• MATERIAL PROVIDED:
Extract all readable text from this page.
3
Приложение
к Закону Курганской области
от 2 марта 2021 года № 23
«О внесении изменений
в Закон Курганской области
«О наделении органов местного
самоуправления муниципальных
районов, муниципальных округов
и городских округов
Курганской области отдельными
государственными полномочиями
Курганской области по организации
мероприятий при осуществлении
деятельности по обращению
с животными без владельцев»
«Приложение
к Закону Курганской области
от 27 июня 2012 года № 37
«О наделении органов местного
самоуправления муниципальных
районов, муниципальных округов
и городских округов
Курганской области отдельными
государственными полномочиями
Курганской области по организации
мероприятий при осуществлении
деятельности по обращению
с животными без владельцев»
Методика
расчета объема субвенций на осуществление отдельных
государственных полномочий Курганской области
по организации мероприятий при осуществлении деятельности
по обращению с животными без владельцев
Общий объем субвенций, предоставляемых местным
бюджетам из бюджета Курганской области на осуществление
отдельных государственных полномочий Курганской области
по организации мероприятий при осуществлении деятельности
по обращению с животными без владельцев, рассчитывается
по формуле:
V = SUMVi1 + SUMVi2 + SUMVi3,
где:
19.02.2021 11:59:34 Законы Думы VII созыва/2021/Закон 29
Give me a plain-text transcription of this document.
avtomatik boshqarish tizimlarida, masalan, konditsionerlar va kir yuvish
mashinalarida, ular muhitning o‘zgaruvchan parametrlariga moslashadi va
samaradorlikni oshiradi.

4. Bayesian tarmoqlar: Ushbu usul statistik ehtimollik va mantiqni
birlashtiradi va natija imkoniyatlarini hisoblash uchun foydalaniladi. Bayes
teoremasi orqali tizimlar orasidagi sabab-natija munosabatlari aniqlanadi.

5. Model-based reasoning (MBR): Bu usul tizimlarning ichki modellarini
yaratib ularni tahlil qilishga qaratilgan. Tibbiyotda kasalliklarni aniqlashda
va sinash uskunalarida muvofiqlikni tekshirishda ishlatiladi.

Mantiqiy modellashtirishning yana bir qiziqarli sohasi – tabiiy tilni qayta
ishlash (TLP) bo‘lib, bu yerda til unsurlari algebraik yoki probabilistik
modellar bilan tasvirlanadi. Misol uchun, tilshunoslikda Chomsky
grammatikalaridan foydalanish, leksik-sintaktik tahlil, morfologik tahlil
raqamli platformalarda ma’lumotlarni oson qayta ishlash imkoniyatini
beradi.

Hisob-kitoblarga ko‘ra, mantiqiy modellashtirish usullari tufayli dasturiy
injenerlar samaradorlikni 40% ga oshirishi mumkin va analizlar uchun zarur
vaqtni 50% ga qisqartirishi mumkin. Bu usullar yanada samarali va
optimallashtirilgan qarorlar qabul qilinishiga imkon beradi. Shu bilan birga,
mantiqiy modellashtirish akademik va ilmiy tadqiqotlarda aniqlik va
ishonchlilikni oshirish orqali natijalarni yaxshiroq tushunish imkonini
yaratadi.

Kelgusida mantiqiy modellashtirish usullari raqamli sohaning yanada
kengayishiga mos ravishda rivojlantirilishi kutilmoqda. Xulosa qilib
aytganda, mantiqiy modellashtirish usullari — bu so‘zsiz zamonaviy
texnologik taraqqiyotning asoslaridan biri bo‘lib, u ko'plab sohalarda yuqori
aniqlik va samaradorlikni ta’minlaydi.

• TASK PROMPT: Write out the full set of records exactly as given.

• SOLUTION TO THIS PROBLEM:
Extract all readable text from this page.
3
Приложение
к Закону Курганской области
от 2 марта 2021 года № 23
«О внесении изменений
в Закон Курганской области
«О наделении органов местного
самоуправления муниципальных
районов, муниципальных округов
и городских округов
Курганской области отдельными
государственными полномочиями
Курганской области по организации
мероприятий при осуществлении
деятельности по обращению
с животными без владельцев»
«Приложение
к Закону Курганской области
от 27 июня 2012 года № 37
«О наделении органов местного
самоуправления муниципальных
районов, муниципальных округов
и городских округов
Курганской области отдельными
государственными полномочиями
Курганской области по организации
мероприятий при осуществлении
деятельности по обращению
с животными без владельцев»
Методика
расчета объема субвенций на осуществление отдельных
государственных полномочий Курганской области
по организации мероприятий при осуществлении деятельности
по обращению с животными без владельцев
Общий объем субвенций, предоставляемых местным
бюджетам из бюджета Курганской области на осуществление
отдельных государственных полномочий Курганской области
по организации мероприятий при осуществлении деятельности
по обращению с животными без владельцев, рассчитывается
по формуле:
V = SUMVi1 + SUMVi2 + SUMVi3,
где:
19.02.2021 11:59:34 Законы Думы VII созыва/2021/Закон 29
Give me a plain-text transcription of this document.
avtomatik boshqarish tizimlarida, masalan, konditsionerlar va kir yuvish
mashinalarida, ular muhitning o‘zgaruvchan parametrlariga moslashadi va
samaradorlikni oshiradi.

4. Bayesian tarmoqlar: Ushbu usul statistik ehtimollik va mantiqni
birlashtiradi va natija imkoniyatlarini hisoblash uchun foydalaniladi. Bayes
teoremasi orqali tizimlar orasidagi sabab-natija munosabatlari aniqlanadi.

5. Model-based reasoning (MBR): Bu usul tizimlarning ichki modellarini
yaratib ularni tahlil qilishga qaratilgan. Tibbiyotda kasalliklarni aniqlashda
va sinash uskunalarida muvofiqlikni tekshirishda ishlatiladi.

Mantiqiy modellashtirishning yana bir qiziqarli sohasi – tabiiy tilni qayta
ishlash (TLP) bo‘lib, bu yerda til unsurlari algebraik yoki probabilistik
modellar bilan tasvirlanadi. Misol uchun, tilshunoslikda Chomsky
grammatikalaridan foydalanish, leksik-sintaktik tahlil, morfologik tahlil
raqamli platformalarda ma’lumotlarni oson qayta ishlash imkoniyatini
beradi.

Hisob-kitoblarga ko‘ra, mantiqiy modellashtirish usullari tufayli dasturiy
injenerlar samaradorlikni 40% ga oshirishi mumkin va analizlar uchun zarur
vaqtni 50% ga qisqartirishi mumkin. Bu usullar yanada samarali va
optimallashtirilgan qarorlar qabul qilinishiga imkon beradi. Shu bilan birga,
mantiqiy modellashtirish akademik va ilmiy tadqiqotlarda aniqlik va
ishonchlilikni oshirish orqali natijalarni yaxshiroq tushunish imkonini
yaratadi.

Kelgusida mantiqiy modellashtirish usullari raqamli sohaning yanada
kengayishiga mos ravishda rivojlantirilishi kutilmoqda. Xulosa qilib
aytganda, mantiqiy modellashtirish usullari — bu so‘zsiz zamonaviy
texnologik taraqqiyotning asoslaridan biri bo‘lib, u ko'plab sohalarda yuqori
aniqlik va samaradorlikni ta’minlaydi.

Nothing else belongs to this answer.